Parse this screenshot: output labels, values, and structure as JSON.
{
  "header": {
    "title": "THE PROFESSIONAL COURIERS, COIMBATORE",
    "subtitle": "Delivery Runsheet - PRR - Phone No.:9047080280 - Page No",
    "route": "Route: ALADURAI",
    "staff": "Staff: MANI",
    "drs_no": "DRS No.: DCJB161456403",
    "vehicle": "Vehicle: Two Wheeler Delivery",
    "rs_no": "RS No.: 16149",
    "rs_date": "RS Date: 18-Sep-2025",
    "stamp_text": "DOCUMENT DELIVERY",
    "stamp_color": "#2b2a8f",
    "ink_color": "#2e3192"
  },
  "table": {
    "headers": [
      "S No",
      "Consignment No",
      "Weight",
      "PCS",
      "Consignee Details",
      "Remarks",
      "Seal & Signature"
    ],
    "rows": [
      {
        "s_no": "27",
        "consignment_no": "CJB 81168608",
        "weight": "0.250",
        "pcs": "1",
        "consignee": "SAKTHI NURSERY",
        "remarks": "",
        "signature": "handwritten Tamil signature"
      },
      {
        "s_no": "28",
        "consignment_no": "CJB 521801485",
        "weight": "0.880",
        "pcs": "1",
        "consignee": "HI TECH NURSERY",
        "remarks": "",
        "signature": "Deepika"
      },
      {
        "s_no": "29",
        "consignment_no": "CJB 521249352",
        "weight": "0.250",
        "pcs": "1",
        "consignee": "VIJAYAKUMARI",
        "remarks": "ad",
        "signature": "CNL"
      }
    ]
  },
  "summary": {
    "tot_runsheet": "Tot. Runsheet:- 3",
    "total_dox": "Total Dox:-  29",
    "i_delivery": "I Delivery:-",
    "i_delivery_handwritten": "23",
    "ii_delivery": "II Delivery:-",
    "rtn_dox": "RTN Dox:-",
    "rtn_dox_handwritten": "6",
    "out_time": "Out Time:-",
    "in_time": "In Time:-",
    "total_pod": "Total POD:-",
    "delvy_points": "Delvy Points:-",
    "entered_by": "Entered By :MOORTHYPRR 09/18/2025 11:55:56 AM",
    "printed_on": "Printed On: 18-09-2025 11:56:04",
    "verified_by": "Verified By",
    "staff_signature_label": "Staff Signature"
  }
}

» TASK DESCRIPTION
A line counts if it holds the word "Staff". How many lines of the entries count? Give the number only.

» ANSWER TO THIS PROBLEM
2